BEGIN

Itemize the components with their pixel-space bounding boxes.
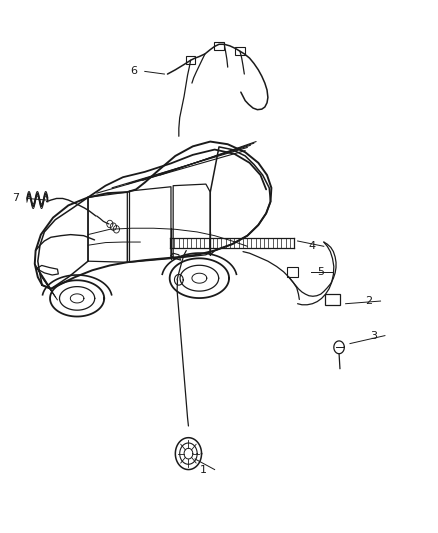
Text: 7: 7	[12, 193, 19, 204]
Text: 1: 1	[200, 465, 207, 474]
FancyBboxPatch shape	[287, 267, 298, 277]
FancyBboxPatch shape	[214, 42, 224, 50]
FancyBboxPatch shape	[325, 294, 340, 305]
Text: 3: 3	[370, 330, 377, 341]
Text: 4: 4	[309, 241, 316, 251]
FancyBboxPatch shape	[235, 47, 245, 55]
Text: 5: 5	[318, 267, 325, 277]
FancyBboxPatch shape	[186, 56, 195, 64]
Text: 6: 6	[130, 67, 137, 76]
Text: 2: 2	[366, 296, 373, 306]
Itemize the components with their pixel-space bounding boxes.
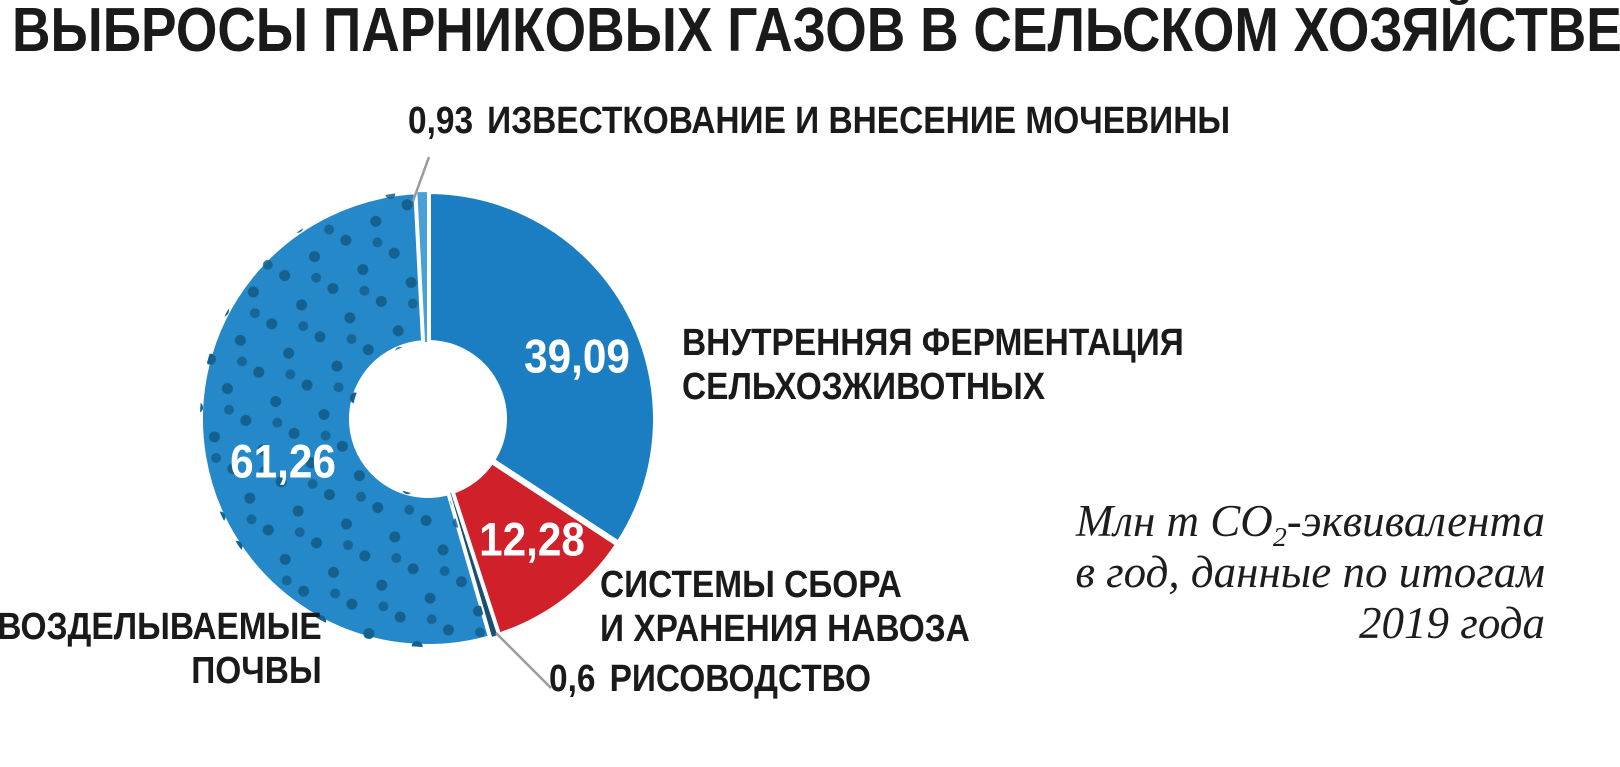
label-fermentation-line1: ВНУТРЕННЯЯ ФЕРМЕНТАЦИЯ	[682, 322, 1184, 364]
label-liming: 0,93 ИЗВЕСТКОВАНИЕ И ВНЕСЕНИЕ МОЧЕВИНЫ	[408, 99, 1230, 143]
label-liming-value: 0,93	[408, 100, 474, 142]
label-soils-line2: ПОЧВЫ	[191, 650, 322, 693]
label-rice-value: 0,6	[549, 658, 596, 700]
label-manure: СИСТЕМЫ СБОРА И ХРАНЕНИЯ НАВОЗА	[600, 563, 970, 651]
pie-value-fermentation: 39,09	[524, 329, 630, 383]
label-liming-text: ИЗВЕСТКОВАНИЕ И ВНЕСЕНИЕ МОЧЕВИНЫ	[487, 100, 1231, 142]
label-soils-line1: ВОЗДЕЛЫВАЕМЫЕ	[0, 606, 322, 648]
units-note-line1-pre: Млн т CO	[1075, 496, 1273, 546]
donut-chart	[196, 187, 659, 650]
pie-segment-soils-dots	[199, 191, 492, 648]
units-note-line1: Млн т CO2-эквивалента	[1075, 496, 1545, 551]
units-note: Млн т CO2-эквивалента в год, данные по и…	[1075, 496, 1545, 649]
label-soils: ВОЗДЕЛЫВАЕМЫЕ ПОЧВЫ	[0, 605, 322, 693]
label-rice: 0,6 РИСОВОДСТВО	[549, 657, 871, 701]
units-note-line2: в год, данные по итогам	[1075, 546, 1545, 597]
pie-value-manure: 12,28	[479, 512, 585, 566]
label-fermentation: ВНУТРЕННЯЯ ФЕРМЕНТАЦИЯ СЕЛЬХОЗЖИВОТНЫХ	[682, 321, 1184, 409]
label-manure-line1: СИСТЕМЫ СБОРА	[600, 564, 902, 606]
pie-value-soils: 61,26	[230, 434, 336, 488]
units-note-line3: 2019 года	[1359, 597, 1545, 648]
label-rice-text: РИСОВОДСТВО	[609, 658, 872, 700]
label-fermentation-line2: СЕЛЬХОЗЖИВОТНЫХ	[682, 366, 1046, 409]
pie-segment-fermentation	[425, 187, 659, 549]
chart-title: ВЫБРОСЫ ПАРНИКОВЫХ ГАЗОВ В СЕЛЬСКОМ ХОЗЯ…	[12, 0, 1620, 65]
label-manure-line2: И ХРАНЕНИЯ НАВОЗА	[600, 608, 970, 651]
units-note-line1-post: -эквивалента	[1286, 496, 1545, 546]
units-note-co2-subscript: 2	[1272, 522, 1287, 553]
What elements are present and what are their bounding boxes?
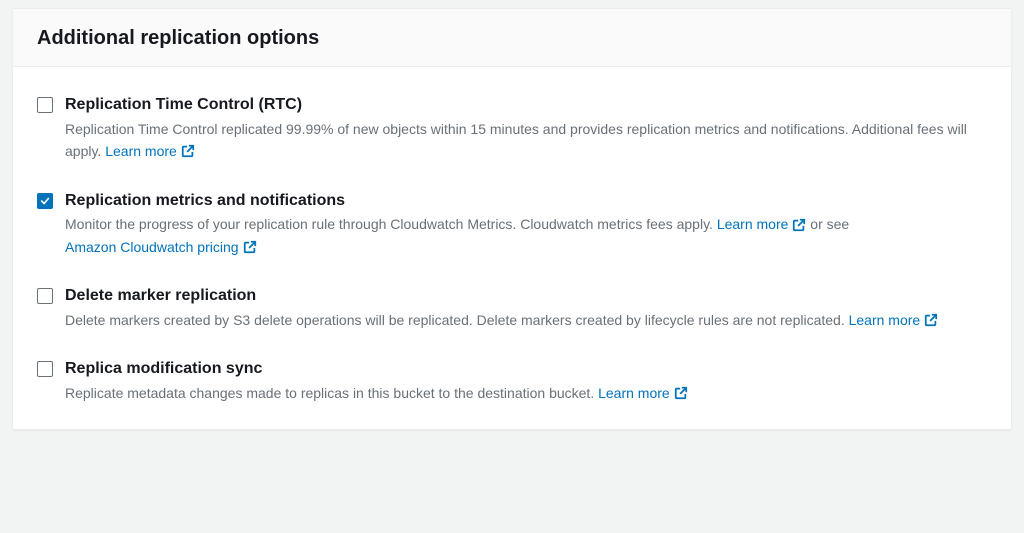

END

GIVEN REQUEST – Format every line of the listing above as a JSON list of strings, one string per line, with blank lines dropped. Omit the pictures.

FINISHED TASK –
[
  "Itemize the components with their pixel-space bounding boxes.",
  "Text: 7: 7\t[12, 193, 19, 204]",
  "Text: 1: 1\t[200, 465, 207, 474]",
  "FancyBboxPatch shape\t[287, 267, 298, 277]",
  "FancyBboxPatch shape\t[214, 42, 224, 50]",
  "FancyBboxPatch shape\t[325, 294, 340, 305]",
  "Text: 3: 3\t[370, 330, 377, 341]",
  "Text: 4: 4\t[309, 241, 316, 251]",
  "FancyBboxPatch shape\t[235, 47, 245, 55]",
  "Text: 5: 5\t[318, 267, 325, 277]",
  "FancyBboxPatch shape\t[186, 56, 195, 64]",
  "Text: 6: 6\t[130, 67, 137, 76]",
  "Text: 2: 2\t[366, 296, 373, 306]",
  "Itemize the components with their pixel-space bounding boxes.",
  "label-fermentation-line1: ВНУТРЕННЯЯ ФЕРМЕНТАЦИЯ\t[682, 322, 1184, 364]",
  "label-liming: 0,93 ИЗВЕСТКОВАНИЕ И ВНЕСЕНИЕ МОЧЕВИНЫ\t[408, 99, 1230, 143]",
  "label-liming-value: 0,93\t[408, 100, 474, 142]",
  "label-soils-line2: ПОЧВЫ\t[191, 650, 322, 693]",
  "label-rice-value: 0,6\t[549, 658, 596, 700]",
  "label-manure: СИСТЕМЫ СБОРА И ХРАНЕНИЯ НАВОЗА\t[600, 563, 970, 651]",
  "pie-value-fermentation: 39,09\t[524, 329, 630, 383]",
  "label-liming-text: ИЗВЕСТКОВАНИЕ И ВНЕСЕНИЕ МОЧЕВИНЫ\t[487, 100, 1231, 142]",
  "label-soils-line1: ВОЗДЕЛЫВАЕМЫЕ\t[0, 606, 322, 648]",
  "units-note-line1-pre: Млн т CO\t[1075, 496, 1273, 546]",
  "donut-chart\t[196, 187, 659, 650]",
  "pie-segment-soils-dots\t[199, 191, 492, 648]",
  "units-note-line1: Млн т CO2-эквивалента\t[1075, 496, 1545, 551]",
  "units-note: Млн т CO2-эквивалента в год, данные по и…\t[1075, 496, 1545, 649]",
  "label-soils: ВОЗДЕЛЫВАЕМЫЕ ПОЧВЫ\t[0, 605, 322, 693]",
  "label-rice: 0,6 РИСОВОДСТВО\t[549, 657, 871, 701]",
  "units-note-line2: в год, данные по итогам\t[1075, 546, 1545, 597]",
  "pie-value-manure: 12,28\t[479, 512, 585, 566]",
  "label-fermentation: ВНУТРЕННЯЯ ФЕРМЕНТАЦИЯ СЕЛЬХОЗЖИВОТНЫХ\t[682, 321, 1184, 409]",
  "label-manure-line1: СИСТЕМЫ СБОРА\t[600, 564, 902, 606]",
  "pie-value-soils: 61,26\t[230, 434, 336, 488]",
  "units-note-line3: 2019 года\t[1359, 597, 1545, 648]",
  "label-rice-text: РИСОВОДСТВО\t[609, 658, 872, 700]",
  "label-fermentation-line2: СЕЛЬХОЗЖИВОТНЫХ\t[682, 366, 1046, 409]",
  "pie-segment-fermentation\t[425, 187, 659, 549]",
  "chart-title: ВЫБРОСЫ ПАРНИКОВЫХ ГАЗОВ В СЕЛЬСКОМ ХОЗЯ…\t[12, 0, 1620, 65]",
  "label-manure-line2: И ХРАНЕНИЯ НАВОЗА\t[600, 608, 970, 651]",
  "units-note-line1-post: -эквивалента\t[1286, 496, 1545, 546]",
  "units-note-co2-subscript: 2\t[1272, 522, 1287, 553]",
  "What elements are present and what are their bounding boxes?"
]